Given exercise.
Locate and copy all lines bearing the word "open".

## start Record extracts

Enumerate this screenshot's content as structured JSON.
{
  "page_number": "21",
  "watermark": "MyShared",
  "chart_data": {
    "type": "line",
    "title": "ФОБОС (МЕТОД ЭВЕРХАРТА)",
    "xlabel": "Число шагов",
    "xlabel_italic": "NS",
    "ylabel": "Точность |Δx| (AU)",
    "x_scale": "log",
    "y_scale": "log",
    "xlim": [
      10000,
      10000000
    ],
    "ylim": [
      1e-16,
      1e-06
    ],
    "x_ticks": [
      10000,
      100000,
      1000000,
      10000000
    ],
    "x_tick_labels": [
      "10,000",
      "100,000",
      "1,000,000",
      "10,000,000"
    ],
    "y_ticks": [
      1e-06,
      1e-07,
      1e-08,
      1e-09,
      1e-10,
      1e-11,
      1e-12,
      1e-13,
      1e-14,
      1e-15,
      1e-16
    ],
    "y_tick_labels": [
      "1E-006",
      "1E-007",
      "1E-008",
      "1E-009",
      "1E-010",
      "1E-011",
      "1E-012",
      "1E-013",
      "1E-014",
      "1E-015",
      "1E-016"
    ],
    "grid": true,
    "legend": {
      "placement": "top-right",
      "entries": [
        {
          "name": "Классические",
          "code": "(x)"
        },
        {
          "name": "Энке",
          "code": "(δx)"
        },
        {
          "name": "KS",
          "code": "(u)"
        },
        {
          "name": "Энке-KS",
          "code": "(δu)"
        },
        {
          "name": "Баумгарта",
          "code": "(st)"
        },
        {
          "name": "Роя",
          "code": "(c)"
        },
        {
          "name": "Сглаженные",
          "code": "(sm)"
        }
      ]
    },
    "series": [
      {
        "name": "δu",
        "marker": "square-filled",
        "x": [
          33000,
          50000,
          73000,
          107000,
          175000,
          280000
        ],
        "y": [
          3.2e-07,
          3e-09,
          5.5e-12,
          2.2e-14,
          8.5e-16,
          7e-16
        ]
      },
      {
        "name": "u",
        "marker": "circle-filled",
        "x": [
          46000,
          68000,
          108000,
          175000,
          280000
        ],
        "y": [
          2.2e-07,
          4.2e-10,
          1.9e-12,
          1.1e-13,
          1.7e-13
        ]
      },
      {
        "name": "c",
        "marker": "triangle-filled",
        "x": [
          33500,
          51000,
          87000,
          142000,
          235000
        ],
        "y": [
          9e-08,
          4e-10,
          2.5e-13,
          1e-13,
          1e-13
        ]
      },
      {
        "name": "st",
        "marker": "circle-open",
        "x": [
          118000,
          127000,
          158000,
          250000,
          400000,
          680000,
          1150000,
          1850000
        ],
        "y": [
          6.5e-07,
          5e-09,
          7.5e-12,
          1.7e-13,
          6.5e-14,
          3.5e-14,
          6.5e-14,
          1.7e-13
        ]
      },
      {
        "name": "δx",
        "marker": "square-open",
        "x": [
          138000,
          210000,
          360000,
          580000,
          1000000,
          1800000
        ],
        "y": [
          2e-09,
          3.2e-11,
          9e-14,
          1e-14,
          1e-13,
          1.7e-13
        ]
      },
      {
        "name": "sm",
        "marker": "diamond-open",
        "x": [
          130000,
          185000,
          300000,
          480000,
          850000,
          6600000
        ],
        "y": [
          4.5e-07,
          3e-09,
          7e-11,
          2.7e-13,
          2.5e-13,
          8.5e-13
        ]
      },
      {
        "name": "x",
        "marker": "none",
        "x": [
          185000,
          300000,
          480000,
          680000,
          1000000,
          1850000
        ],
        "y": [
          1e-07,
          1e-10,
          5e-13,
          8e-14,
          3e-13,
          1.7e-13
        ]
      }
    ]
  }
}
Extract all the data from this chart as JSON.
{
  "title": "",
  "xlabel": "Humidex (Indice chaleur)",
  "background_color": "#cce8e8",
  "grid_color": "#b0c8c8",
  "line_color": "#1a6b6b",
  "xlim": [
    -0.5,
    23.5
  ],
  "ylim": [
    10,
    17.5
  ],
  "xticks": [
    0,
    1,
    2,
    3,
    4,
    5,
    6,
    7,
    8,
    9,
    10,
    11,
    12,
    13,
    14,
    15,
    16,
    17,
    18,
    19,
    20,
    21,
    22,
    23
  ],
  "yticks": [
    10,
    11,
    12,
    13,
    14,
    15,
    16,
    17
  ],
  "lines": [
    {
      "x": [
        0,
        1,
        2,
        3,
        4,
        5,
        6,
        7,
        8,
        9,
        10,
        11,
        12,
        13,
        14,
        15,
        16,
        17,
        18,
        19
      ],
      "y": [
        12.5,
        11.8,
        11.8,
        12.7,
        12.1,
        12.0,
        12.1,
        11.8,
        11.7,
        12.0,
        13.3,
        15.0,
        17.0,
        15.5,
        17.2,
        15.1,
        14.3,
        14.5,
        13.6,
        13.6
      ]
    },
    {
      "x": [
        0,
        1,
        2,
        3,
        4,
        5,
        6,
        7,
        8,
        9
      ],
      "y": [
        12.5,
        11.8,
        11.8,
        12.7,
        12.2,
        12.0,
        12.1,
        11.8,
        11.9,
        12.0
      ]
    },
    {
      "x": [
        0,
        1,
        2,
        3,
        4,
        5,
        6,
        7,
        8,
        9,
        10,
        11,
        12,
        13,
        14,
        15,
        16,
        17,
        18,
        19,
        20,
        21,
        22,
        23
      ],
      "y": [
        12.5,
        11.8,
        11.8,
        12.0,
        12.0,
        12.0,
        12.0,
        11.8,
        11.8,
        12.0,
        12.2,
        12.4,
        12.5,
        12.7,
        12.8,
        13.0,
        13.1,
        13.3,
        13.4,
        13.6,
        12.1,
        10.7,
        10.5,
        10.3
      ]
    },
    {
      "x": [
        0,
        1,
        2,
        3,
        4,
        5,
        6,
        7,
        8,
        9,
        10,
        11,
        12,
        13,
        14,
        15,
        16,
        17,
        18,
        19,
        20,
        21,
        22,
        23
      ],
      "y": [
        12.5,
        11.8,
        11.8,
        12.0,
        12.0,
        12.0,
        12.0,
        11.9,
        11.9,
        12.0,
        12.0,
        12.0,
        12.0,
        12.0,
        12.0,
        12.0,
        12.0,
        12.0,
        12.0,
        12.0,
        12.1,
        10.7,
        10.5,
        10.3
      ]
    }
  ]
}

## end Record extracts
## start Record extracts

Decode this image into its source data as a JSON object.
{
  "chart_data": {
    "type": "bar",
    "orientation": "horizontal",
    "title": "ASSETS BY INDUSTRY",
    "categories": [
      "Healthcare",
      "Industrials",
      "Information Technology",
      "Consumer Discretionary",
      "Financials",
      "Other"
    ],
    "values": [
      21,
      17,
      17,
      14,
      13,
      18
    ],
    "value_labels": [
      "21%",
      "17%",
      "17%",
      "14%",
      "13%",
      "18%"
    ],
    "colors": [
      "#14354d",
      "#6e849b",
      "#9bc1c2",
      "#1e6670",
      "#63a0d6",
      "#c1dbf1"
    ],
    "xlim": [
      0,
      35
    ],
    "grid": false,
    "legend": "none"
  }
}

## end Record extracts

Finished task.
        "marker": "circle-open",
        "marker": "square-open",
        "marker": "diamond-open",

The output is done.